------ Document excerpt

Guidance for Preparing and Validating Records for AWS Entity Resolution
Summary: AWS Entity Resolution provides the ability to apply standard normalization rules on input data. The accuracy of identity resolution is dependent on the quality of the input data sets. In addition to this, for better customer experiences and marketing outcomes, the personally identifiable information (PII) data entities like Physical Address, Email, Phone Numbers have to be validated for deliverability. Normalization standardizes the input data, such as removing extra spaces and special characters, and standardizing to lower case format.
AWS Entity Resolution provides the ability to apply standard normalization rules on input data. The accuracy of AWS Entity Resolution is dependent on the quality of the input data sets. In addition to this, for better customer experiences and marketing outcomes, the personally identifiable information (PII) data entities like Physical Address, Email, Phone Numbers have to be validated for deliverability. Normalization standardizes the input data, such as removing extra spaces and special characters, and standardizing to lower case format. For example: if an input field has an input type of PHONE_NUMBER, and the values in the input are formatted as (123) 456-7890, AWS Entity Resolution will normalize the values to 1234567890.

------------
------ Listed records

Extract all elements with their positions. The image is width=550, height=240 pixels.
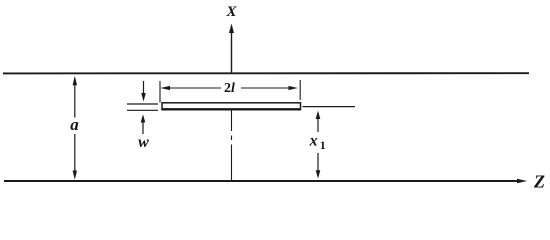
svg-text:1: 1 (320, 138, 326, 152)
dimension x1 bottom arrowhead (316, 170, 321, 178)
dimension x1 line lower segment (317, 153, 319, 175)
dimension a bottom arrowhead (73, 171, 77, 180)
X axis arrowhead (229, 24, 234, 34)
strip conductor (162, 103, 301, 110)
svg-text:a: a (70, 115, 79, 134)
svg-text:Z: Z (533, 172, 545, 192)
dimension w lower arrow (up) (142, 121, 144, 134)
dimension 2l left arrow (167, 87, 221, 89)
dimension 2l right arrow (241, 87, 292, 89)
strip bottom thick edge (162, 108, 301, 110)
top plate line (3, 72, 529, 74)
dimension 2l left tick (159, 81, 161, 103)
svg-text:2l: 2l (224, 81, 235, 96)
center dash-dot line (231, 110, 233, 131)
dimension w bottom extension line (127, 109, 158, 111)
Z axis arrowhead (517, 179, 527, 184)
dimension w upper arrow (down) (143, 81, 145, 95)
dimension w top extension line (127, 103, 158, 105)
svg-text:x: x (309, 132, 318, 149)
X axis line (231, 29, 233, 73)
dimension x1 top arrowhead (316, 111, 321, 119)
dimension a top arrowhead (73, 76, 77, 85)
dimension 2l right tick (299, 80, 301, 100)
svg-text:X: X (225, 4, 237, 20)
dimension a line lower segment (74, 134, 76, 176)
dimension x1 line upper segment (317, 114, 319, 132)
dimension x1 extension line (303, 106, 356, 108)
svg-text:w: w (138, 134, 149, 151)
dimension a line upper segment (74, 78, 76, 118)
bottom plate line (4, 180, 518, 182)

------------

Extend the AWS Entity Resolution guidance past its last sentence, keeping its style and subject.

▸ **Exercise response**
This Guidance with sample code is used to deploy the data normalization and validation services to the Amazon Web Services (AWS) Cloud using AWS Cloud Development Kit (AWS CDK). It builds a pipeline to normalize and validate the data collected from the various system of engagements or records using the AWS GlueDataBrew recipe templates. The validated data is then parsed, standardized, and validated using a third-party validation service Smarty. The runtime code and the cloud infrastructure are delivered as code using AWS Python Cloud Deployment Kit.
Overview
The workflow delivered in this Guidance provides an example of how the parse, standardize, and validation steps are done with the physical address entity.
The data preparation and validation workflow have four steps:
Cleanse or Normalize
Parse
Standardize
Validate
For the cleanse step, there are two options:
Use the Data Normalization Guidance as the cleanse step. Use the output of the cleanse step as the source of the workflow delivered in this guidance.
a. This Guidance expects the data to be available in an Amazon Simple Storage Service (Amazon S3) bucket, that serves as an input to an AWS Glue DataBrew job.
Use the AWS Glue DataBrew recipe delivered in this Guidance as a template to build your own data cleanse process.
Reference Architecture
Figure 1 - Reference architecture displaying how AWS services integrate with this Guidance.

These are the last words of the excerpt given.